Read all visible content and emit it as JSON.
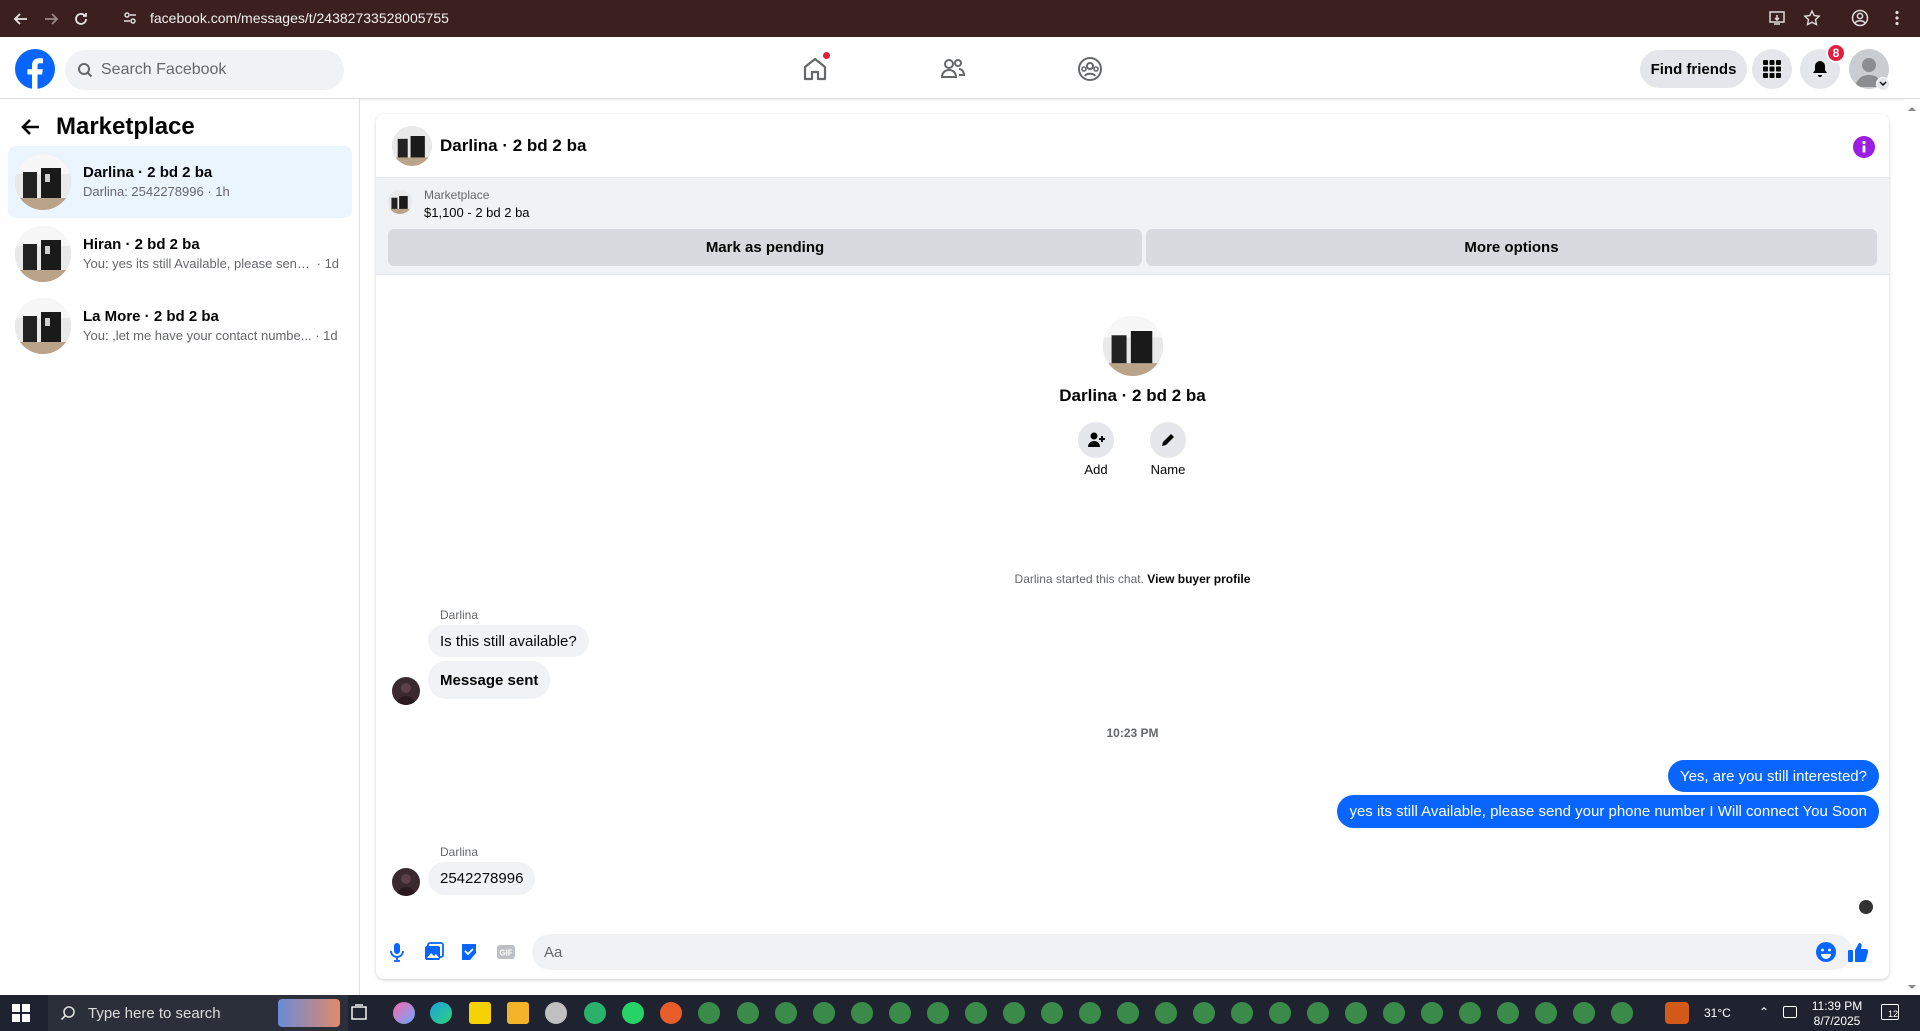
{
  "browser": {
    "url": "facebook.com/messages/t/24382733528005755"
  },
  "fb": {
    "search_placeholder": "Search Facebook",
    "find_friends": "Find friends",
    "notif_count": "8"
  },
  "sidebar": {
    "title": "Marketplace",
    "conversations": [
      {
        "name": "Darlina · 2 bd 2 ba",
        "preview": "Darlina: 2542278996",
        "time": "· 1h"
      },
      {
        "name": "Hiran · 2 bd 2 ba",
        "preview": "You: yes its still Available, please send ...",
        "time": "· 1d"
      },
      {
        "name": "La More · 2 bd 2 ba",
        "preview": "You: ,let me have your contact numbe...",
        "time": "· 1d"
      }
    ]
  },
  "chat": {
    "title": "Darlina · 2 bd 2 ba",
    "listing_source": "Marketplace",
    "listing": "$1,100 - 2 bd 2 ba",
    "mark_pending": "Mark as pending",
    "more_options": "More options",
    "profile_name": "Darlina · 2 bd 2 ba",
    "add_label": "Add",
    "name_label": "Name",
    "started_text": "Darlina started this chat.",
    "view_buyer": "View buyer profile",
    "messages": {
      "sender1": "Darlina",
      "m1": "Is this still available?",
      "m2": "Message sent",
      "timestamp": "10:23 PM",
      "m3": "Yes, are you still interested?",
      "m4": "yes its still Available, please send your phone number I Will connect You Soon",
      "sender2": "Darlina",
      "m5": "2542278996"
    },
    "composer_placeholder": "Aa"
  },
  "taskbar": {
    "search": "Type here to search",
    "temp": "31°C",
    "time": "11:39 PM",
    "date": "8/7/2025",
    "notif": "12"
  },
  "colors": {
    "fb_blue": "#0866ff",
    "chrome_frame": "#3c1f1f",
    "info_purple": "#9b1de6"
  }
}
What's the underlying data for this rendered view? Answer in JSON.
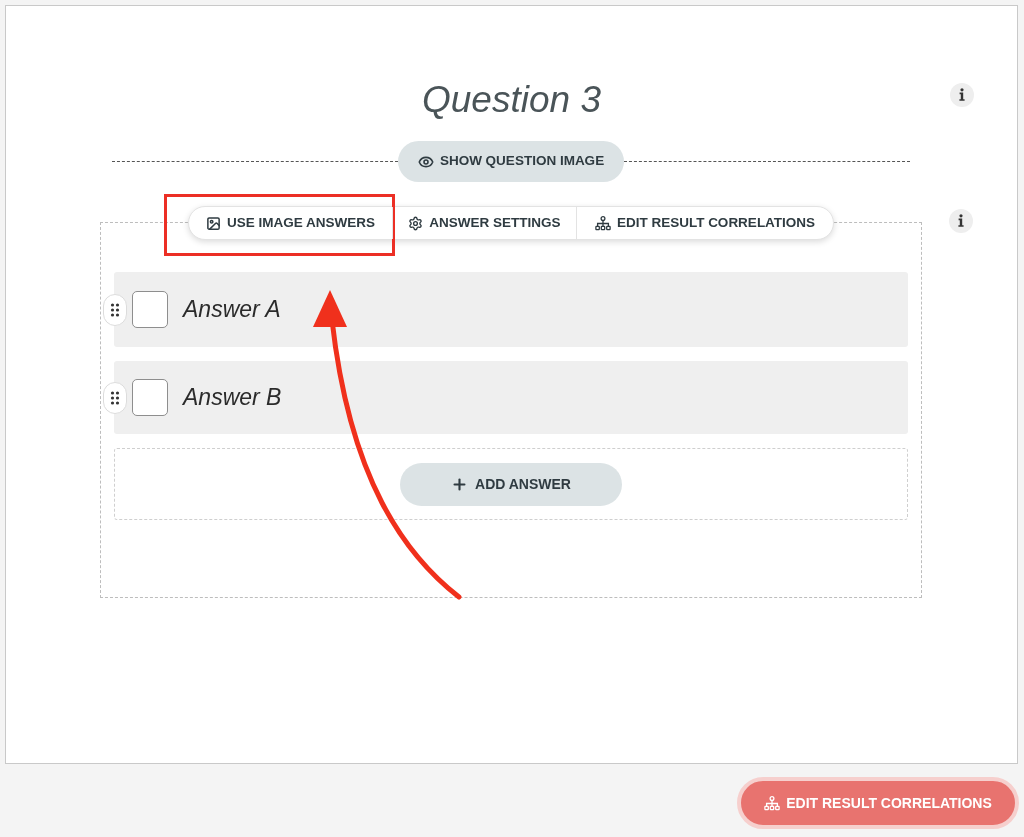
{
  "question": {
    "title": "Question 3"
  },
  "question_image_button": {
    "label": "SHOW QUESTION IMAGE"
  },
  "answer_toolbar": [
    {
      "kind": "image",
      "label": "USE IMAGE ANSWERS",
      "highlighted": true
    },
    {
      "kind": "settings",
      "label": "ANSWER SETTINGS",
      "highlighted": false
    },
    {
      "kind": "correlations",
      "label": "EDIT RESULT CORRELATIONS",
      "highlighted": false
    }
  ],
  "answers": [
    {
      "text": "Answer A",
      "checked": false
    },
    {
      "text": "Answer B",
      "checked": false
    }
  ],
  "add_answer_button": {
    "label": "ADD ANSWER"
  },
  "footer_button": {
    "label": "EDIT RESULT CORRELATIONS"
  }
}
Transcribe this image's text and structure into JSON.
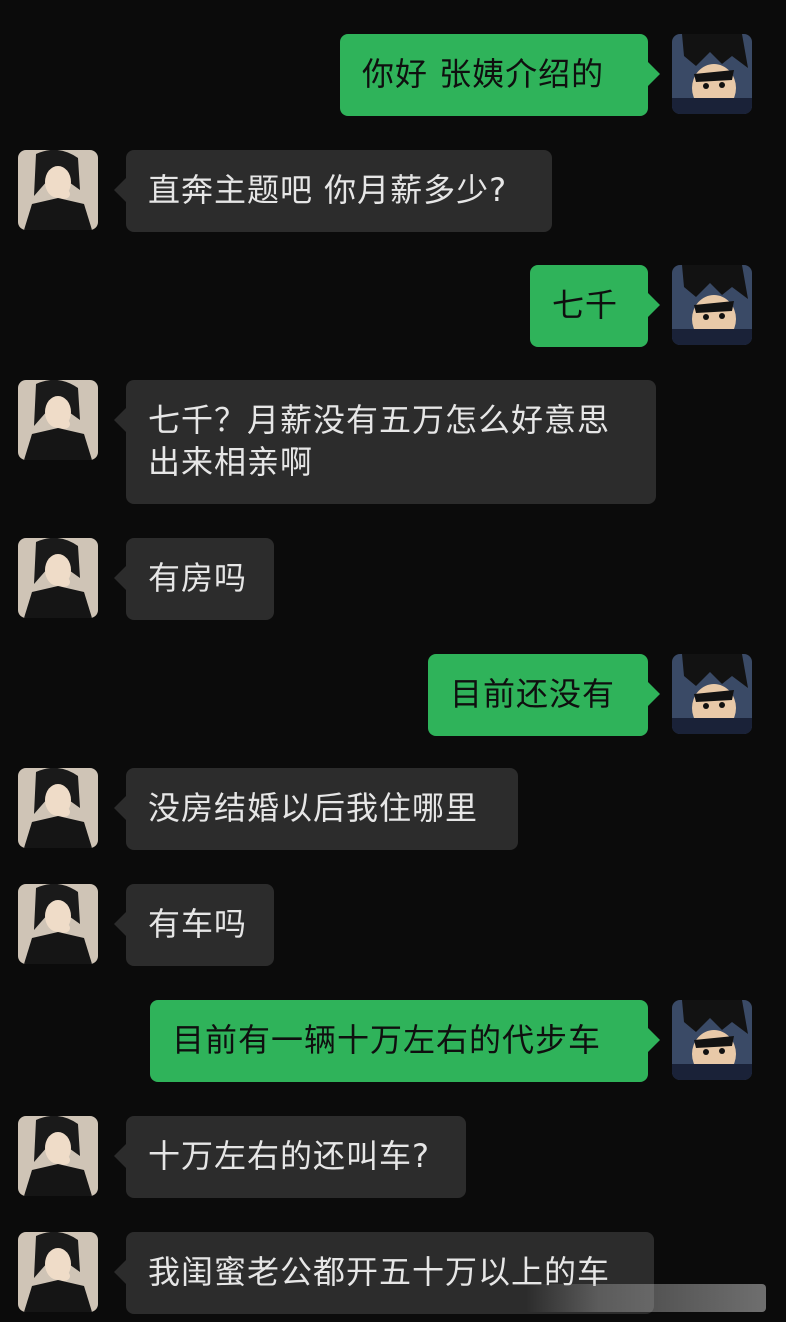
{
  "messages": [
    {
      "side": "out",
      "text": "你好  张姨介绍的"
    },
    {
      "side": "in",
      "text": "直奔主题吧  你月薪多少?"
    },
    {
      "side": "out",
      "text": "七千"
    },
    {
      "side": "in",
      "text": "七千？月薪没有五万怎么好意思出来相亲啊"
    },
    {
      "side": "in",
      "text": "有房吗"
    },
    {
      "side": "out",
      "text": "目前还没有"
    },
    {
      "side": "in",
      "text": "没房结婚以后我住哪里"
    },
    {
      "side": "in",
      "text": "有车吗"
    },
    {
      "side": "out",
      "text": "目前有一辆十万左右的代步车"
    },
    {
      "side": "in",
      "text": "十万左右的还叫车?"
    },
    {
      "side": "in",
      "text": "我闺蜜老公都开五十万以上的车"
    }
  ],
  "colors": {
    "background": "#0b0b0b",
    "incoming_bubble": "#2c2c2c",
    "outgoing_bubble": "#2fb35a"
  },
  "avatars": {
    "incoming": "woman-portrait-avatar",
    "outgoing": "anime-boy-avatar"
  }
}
* * * * *
**Exercise brief:** Print the listing above in full, exactly as written. Omit any pictures.

**Response below:**
Read all visible content and emit it as JSON.
{
  "browser": {
    "url": "facebook.com/messages/t/24382733528005755"
  },
  "fb": {
    "search_placeholder": "Search Facebook",
    "find_friends": "Find friends",
    "notif_count": "8"
  },
  "sidebar": {
    "title": "Marketplace",
    "conversations": [
      {
        "name": "Darlina · 2 bd 2 ba",
        "preview": "Darlina: 2542278996",
        "time": "· 1h"
      },
      {
        "name": "Hiran · 2 bd 2 ba",
        "preview": "You: yes its still Available, please send ...",
        "time": "· 1d"
      },
      {
        "name": "La More · 2 bd 2 ba",
        "preview": "You: ,let me have your contact numbe...",
        "time": "· 1d"
      }
    ]
  },
  "chat": {
    "title": "Darlina · 2 bd 2 ba",
    "listing_source": "Marketplace",
    "listing": "$1,100 - 2 bd 2 ba",
    "mark_pending": "Mark as pending",
    "more_options": "More options",
    "profile_name": "Darlina · 2 bd 2 ba",
    "add_label": "Add",
    "name_label": "Name",
    "started_text": "Darlina started this chat.",
    "view_buyer": "View buyer profile",
    "messages": {
      "sender1": "Darlina",
      "m1": "Is this still available?",
      "m2": "Message sent",
      "timestamp": "10:23 PM",
      "m3": "Yes, are you still interested?",
      "m4": "yes its still Available, please send your phone number I Will connect You Soon",
      "sender2": "Darlina",
      "m5": "2542278996"
    },
    "composer_placeholder": "Aa"
  },
  "taskbar": {
    "search": "Type here to search",
    "temp": "31°C",
    "time": "11:39 PM",
    "date": "8/7/2025",
    "notif": "12"
  },
  "colors": {
    "fb_blue": "#0866ff",
    "chrome_frame": "#3c1f1f",
    "info_purple": "#9b1de6"
  }
}
What's the underlying data for this rendered view? Answer in JSON.
{
  "question": {
    "title": "Question 3"
  },
  "question_image_button": {
    "label": "SHOW QUESTION IMAGE"
  },
  "answer_toolbar": [
    {
      "kind": "image",
      "label": "USE IMAGE ANSWERS",
      "highlighted": true
    },
    {
      "kind": "settings",
      "label": "ANSWER SETTINGS",
      "highlighted": false
    },
    {
      "kind": "correlations",
      "label": "EDIT RESULT CORRELATIONS",
      "highlighted": false
    }
  ],
  "answers": [
    {
      "text": "Answer A",
      "checked": false
    },
    {
      "text": "Answer B",
      "checked": false
    }
  ],
  "add_answer_button": {
    "label": "ADD ANSWER"
  },
  "footer_button": {
    "label": "EDIT RESULT CORRELATIONS"
  }
}
Transcribe this image's text and structure into JSON.
{
  "messages": [
    {
      "side": "out",
      "text": "你好  张姨介绍的"
    },
    {
      "side": "in",
      "text": "直奔主题吧  你月薪多少?"
    },
    {
      "side": "out",
      "text": "七千"
    },
    {
      "side": "in",
      "text": "七千？月薪没有五万怎么好意思出来相亲啊"
    },
    {
      "side": "in",
      "text": "有房吗"
    },
    {
      "side": "out",
      "text": "目前还没有"
    },
    {
      "side": "in",
      "text": "没房结婚以后我住哪里"
    },
    {
      "side": "in",
      "text": "有车吗"
    },
    {
      "side": "out",
      "text": "目前有一辆十万左右的代步车"
    },
    {
      "side": "in",
      "text": "十万左右的还叫车?"
    },
    {
      "side": "in",
      "text": "我闺蜜老公都开五十万以上的车"
    }
  ],
  "colors": {
    "background": "#0b0b0b",
    "incoming_bubble": "#2c2c2c",
    "outgoing_bubble": "#2fb35a"
  },
  "avatars": {
    "incoming": "woman-portrait-avatar",
    "outgoing": "anime-boy-avatar"
  }
}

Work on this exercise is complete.